----- Dataset records -----

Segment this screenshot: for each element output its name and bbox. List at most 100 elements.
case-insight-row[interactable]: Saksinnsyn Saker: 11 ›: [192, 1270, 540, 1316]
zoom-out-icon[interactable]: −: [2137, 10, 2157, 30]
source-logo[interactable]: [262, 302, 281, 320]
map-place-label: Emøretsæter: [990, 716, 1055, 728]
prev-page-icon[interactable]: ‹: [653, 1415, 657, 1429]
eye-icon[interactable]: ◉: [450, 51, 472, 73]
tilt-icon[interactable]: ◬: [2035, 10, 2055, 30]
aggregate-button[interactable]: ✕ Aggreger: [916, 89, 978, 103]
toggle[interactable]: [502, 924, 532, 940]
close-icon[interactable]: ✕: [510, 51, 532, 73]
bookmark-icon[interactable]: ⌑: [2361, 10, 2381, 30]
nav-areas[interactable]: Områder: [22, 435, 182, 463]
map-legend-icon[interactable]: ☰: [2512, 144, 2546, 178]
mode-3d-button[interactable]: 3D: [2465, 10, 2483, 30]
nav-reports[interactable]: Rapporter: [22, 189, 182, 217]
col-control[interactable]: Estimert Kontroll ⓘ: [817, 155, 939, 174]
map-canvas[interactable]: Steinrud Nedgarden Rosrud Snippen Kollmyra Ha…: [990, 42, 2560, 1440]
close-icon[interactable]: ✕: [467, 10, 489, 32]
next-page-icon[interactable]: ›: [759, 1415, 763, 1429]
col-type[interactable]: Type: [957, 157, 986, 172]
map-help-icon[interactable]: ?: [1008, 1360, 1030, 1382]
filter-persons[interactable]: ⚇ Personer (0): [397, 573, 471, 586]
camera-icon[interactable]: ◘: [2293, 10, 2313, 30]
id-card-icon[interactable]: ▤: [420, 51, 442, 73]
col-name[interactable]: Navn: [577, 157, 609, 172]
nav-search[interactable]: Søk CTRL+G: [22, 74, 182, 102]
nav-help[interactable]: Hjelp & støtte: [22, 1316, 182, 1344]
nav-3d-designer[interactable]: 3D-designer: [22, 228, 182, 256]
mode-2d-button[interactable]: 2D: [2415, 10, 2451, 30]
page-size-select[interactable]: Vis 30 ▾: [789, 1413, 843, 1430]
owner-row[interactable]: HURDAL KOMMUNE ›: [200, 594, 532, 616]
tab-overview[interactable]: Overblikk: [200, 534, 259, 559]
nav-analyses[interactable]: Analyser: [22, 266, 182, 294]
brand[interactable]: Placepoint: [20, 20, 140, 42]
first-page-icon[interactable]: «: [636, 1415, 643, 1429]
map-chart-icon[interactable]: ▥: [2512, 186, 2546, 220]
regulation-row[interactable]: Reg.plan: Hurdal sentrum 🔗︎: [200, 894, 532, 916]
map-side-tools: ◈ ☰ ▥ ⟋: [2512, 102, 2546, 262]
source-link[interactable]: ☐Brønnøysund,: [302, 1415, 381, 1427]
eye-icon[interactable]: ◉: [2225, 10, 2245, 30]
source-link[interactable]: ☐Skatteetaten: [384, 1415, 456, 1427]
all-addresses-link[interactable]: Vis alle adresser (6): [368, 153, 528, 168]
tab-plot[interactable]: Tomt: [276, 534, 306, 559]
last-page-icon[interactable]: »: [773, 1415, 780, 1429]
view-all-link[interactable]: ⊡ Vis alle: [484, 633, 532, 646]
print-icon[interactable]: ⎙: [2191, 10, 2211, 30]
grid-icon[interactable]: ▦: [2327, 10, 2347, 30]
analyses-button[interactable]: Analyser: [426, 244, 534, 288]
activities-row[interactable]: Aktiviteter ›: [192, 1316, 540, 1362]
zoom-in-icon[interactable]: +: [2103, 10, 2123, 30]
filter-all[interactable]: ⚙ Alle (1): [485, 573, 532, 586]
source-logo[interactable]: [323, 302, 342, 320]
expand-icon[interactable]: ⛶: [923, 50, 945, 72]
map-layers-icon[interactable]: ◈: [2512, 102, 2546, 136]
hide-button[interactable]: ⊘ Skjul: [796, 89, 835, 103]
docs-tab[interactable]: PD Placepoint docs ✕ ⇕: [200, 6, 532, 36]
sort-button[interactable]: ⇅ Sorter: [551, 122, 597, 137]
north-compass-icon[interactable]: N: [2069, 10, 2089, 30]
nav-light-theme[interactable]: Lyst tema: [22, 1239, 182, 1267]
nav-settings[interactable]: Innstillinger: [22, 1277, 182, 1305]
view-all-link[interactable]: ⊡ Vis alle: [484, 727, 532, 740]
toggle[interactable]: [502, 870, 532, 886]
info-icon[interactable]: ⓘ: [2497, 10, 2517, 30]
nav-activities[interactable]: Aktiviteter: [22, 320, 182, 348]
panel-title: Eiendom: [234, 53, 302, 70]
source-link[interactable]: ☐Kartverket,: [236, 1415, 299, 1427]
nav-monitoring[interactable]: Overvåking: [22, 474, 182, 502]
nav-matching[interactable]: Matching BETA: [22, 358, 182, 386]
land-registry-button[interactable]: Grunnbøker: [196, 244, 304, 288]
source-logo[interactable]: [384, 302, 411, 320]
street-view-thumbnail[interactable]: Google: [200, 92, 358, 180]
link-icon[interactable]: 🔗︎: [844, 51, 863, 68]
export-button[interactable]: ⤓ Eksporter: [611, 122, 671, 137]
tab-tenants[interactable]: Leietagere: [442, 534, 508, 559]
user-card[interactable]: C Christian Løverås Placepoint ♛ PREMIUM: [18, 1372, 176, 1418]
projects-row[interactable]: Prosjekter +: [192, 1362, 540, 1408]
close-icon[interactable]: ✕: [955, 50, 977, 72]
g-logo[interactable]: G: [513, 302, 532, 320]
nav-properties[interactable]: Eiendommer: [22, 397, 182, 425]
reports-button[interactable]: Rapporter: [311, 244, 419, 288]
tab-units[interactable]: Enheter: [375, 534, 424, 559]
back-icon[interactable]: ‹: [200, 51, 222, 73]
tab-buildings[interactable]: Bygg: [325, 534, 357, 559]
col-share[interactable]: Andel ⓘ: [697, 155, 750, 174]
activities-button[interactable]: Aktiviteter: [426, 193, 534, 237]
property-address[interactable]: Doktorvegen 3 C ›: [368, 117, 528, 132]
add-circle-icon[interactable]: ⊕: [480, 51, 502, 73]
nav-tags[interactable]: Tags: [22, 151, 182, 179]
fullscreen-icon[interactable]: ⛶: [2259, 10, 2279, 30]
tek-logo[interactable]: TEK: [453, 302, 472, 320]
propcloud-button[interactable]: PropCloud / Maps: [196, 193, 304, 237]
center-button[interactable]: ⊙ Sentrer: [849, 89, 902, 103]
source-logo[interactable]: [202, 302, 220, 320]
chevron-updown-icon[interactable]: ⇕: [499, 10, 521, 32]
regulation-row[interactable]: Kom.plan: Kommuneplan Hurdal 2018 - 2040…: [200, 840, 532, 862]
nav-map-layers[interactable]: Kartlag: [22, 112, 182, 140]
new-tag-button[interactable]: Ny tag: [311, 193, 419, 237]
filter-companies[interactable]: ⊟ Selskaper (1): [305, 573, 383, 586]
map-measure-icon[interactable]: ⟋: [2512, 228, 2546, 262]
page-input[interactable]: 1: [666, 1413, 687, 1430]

-----

* Given task *
Render the items, from their first line through the line containing "col-name[interactable]: Navn: [577, 157, 609, 172]", as a Markdown table with the columns Row and Item line. Number each row and leave out any blank lines.

* Reply to the exercise *
| Row | Item line |
|---|---|
| 1 | Segment this screenshot: for each element output its name and bbox. List at most 100 elements. |
| 2 | case-insight-row[interactable]: Saksinnsyn Saker: 11 ›: [192, 1270, 540, 1316] |
| 3 | zoom-out-icon[interactable]: −: [2137, 10, 2157, 30] |
| 4 | source-logo[interactable]: [262, 302, 281, 320] |
| 5 | map-place-label: Emøretsæter: [990, 716, 1055, 728] |
| 6 | prev-page-icon[interactable]: ‹: [653, 1415, 657, 1429] |
| 7 | eye-icon[interactable]: ◉: [450, 51, 472, 73] |
| 8 | tilt-icon[interactable]: ◬: [2035, 10, 2055, 30] |
| 9 | aggregate-button[interactable]: ✕ Aggreger: [916, 89, 978, 103] |
| 10 | toggle[interactable]: [502, 924, 532, 940] |
| 11 | close-icon[interactable]: ✕: [510, 51, 532, 73] |
| 12 | bookmark-icon[interactable]: ⌑: [2361, 10, 2381, 30] |
| 13 | nav-areas[interactable]: Områder: [22, 435, 182, 463] |
| 14 | map-legend-icon[interactable]: ☰: [2512, 144, 2546, 178] |
| 15 | mode-3d-button[interactable]: 3D: [2465, 10, 2483, 30] |
| 16 | nav-reports[interactable]: Rapporter: [22, 189, 182, 217] |
| 17 | col-control[interactable]: Estimert Kontroll ⓘ: [817, 155, 939, 174] |
| 18 | map-canvas[interactable]: Steinrud Nedgarden Rosrud Snippen Kollmyra Ha…: [990, 42, 2560, 1440] |
| 19 | close-icon[interactable]: ✕: [467, 10, 489, 32] |
| 20 | next-page-icon[interactable]: ›: [759, 1415, 763, 1429] |
| 21 | col-type[interactable]: Type: [957, 157, 986, 172] |
| 22 | map-help-icon[interactable]: ?: [1008, 1360, 1030, 1382] |
| 23 | filter-persons[interactable]: ⚇ Personer (0): [397, 573, 471, 586] |
| 24 | camera-icon[interactable]: ◘: [2293, 10, 2313, 30] |
| 25 | id-card-icon[interactable]: ▤: [420, 51, 442, 73] |
| 26 | col-name[interactable]: Navn: [577, 157, 609, 172] |